Records to process
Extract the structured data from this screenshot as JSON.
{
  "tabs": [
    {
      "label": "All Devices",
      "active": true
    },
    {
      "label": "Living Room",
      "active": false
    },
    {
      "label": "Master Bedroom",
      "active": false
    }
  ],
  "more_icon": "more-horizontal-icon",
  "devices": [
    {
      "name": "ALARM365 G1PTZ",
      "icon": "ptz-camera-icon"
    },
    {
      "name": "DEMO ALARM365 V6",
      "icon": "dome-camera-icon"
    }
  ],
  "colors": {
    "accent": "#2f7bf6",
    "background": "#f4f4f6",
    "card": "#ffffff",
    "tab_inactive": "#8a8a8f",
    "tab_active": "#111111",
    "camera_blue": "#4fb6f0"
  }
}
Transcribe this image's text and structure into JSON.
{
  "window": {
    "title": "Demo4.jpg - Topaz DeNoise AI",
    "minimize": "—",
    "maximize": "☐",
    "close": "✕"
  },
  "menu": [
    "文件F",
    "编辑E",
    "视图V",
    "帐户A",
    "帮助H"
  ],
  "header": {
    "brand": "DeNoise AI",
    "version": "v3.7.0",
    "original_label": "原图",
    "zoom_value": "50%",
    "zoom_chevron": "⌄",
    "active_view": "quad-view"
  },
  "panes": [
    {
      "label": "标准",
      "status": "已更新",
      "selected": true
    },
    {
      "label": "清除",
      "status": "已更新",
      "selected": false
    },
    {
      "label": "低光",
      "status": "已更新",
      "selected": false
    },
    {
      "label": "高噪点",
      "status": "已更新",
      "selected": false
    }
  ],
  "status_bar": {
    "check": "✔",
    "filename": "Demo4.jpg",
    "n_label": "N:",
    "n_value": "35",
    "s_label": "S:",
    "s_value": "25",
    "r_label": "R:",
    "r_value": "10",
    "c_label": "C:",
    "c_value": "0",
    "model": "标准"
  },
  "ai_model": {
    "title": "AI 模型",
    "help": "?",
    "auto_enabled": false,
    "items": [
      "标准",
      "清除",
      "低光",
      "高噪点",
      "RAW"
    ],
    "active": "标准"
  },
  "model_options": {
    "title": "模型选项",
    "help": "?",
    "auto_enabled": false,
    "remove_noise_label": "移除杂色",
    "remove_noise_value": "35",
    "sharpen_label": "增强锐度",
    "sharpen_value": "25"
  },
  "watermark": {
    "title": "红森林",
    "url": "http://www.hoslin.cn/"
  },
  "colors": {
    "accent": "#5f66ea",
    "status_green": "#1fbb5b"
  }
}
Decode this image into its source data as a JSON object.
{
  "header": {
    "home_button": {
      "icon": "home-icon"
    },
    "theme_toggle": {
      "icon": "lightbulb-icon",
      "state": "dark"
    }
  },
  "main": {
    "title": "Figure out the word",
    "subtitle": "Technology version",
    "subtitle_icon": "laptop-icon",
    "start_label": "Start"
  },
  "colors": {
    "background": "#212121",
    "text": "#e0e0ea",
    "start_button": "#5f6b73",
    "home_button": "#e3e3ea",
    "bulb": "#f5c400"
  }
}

Directions
Please restate the whole listing word for word.

Written reply
Extract the structured data from this screenshot as JSON.
{
  "tabs": [
    {
      "label": "All Devices",
      "active": true
    },
    {
      "label": "Living Room",
      "active": false
    },
    {
      "label": "Master Bedroom",
      "active": false
    }
  ],
  "more_icon": "more-horizontal-icon",
  "devices": [
    {
      "name": "ALARM365 G1PTZ",
      "icon": "ptz-camera-icon"
    },
    {
      "name": "DEMO ALARM365 V6",
      "icon": "dome-camera-icon"
    }
  ],
  "colors": {
    "accent": "#2f7bf6",
    "background": "#f4f4f6",
    "card": "#ffffff",
    "tab_inactive": "#8a8a8f",
    "tab_active": "#111111",
    "camera_blue": "#4fb6f0"
  }
}
Transcribe this image's text and structure into JSON.
{
  "window": {
    "title": "Demo4.jpg - Topaz DeNoise AI",
    "minimize": "—",
    "maximize": "☐",
    "close": "✕"
  },
  "menu": [
    "文件F",
    "编辑E",
    "视图V",
    "帐户A",
    "帮助H"
  ],
  "header": {
    "brand": "DeNoise AI",
    "version": "v3.7.0",
    "original_label": "原图",
    "zoom_value": "50%",
    "zoom_chevron": "⌄",
    "active_view": "quad-view"
  },
  "panes": [
    {
      "label": "标准",
      "status": "已更新",
      "selected": true
    },
    {
      "label": "清除",
      "status": "已更新",
      "selected": false
    },
    {
      "label": "低光",
      "status": "已更新",
      "selected": false
    },
    {
      "label": "高噪点",
      "status": "已更新",
      "selected": false
    }
  ],
  "status_bar": {
    "check": "✔",
    "filename": "Demo4.jpg",
    "n_label": "N:",
    "n_value": "35",
    "s_label": "S:",
    "s_value": "25",
    "r_label": "R:",
    "r_value": "10",
    "c_label": "C:",
    "c_value": "0",
    "model": "标准"
  },
  "ai_model": {
    "title": "AI 模型",
    "help": "?",
    "auto_enabled": false,
    "items": [
      "标准",
      "清除",
      "低光",
      "高噪点",
      "RAW"
    ],
    "active": "标准"
  },
  "model_options": {
    "title": "模型选项",
    "help": "?",
    "auto_enabled": false,
    "remove_noise_label": "移除杂色",
    "remove_noise_value": "35",
    "sharpen_label": "增强锐度",
    "sharpen_value": "25"
  },
  "watermark": {
    "title": "红森林",
    "url": "http://www.hoslin.cn/"
  },
  "colors": {
    "accent": "#5f66ea",
    "status_green": "#1fbb5b"
  }
}
Decode this image into its source data as a JSON object.
{
  "header": {
    "home_button": {
      "icon": "home-icon"
    },
    "theme_toggle": {
      "icon": "lightbulb-icon",
      "state": "dark"
    }
  },
  "main": {
    "title": "Figure out the word",
    "subtitle": "Technology version",
    "subtitle_icon": "laptop-icon",
    "start_label": "Start"
  },
  "colors": {
    "background": "#212121",
    "text": "#e0e0ea",
    "start_button": "#5f6b73",
    "home_button": "#e3e3ea",
    "bulb": "#f5c400"
  }
}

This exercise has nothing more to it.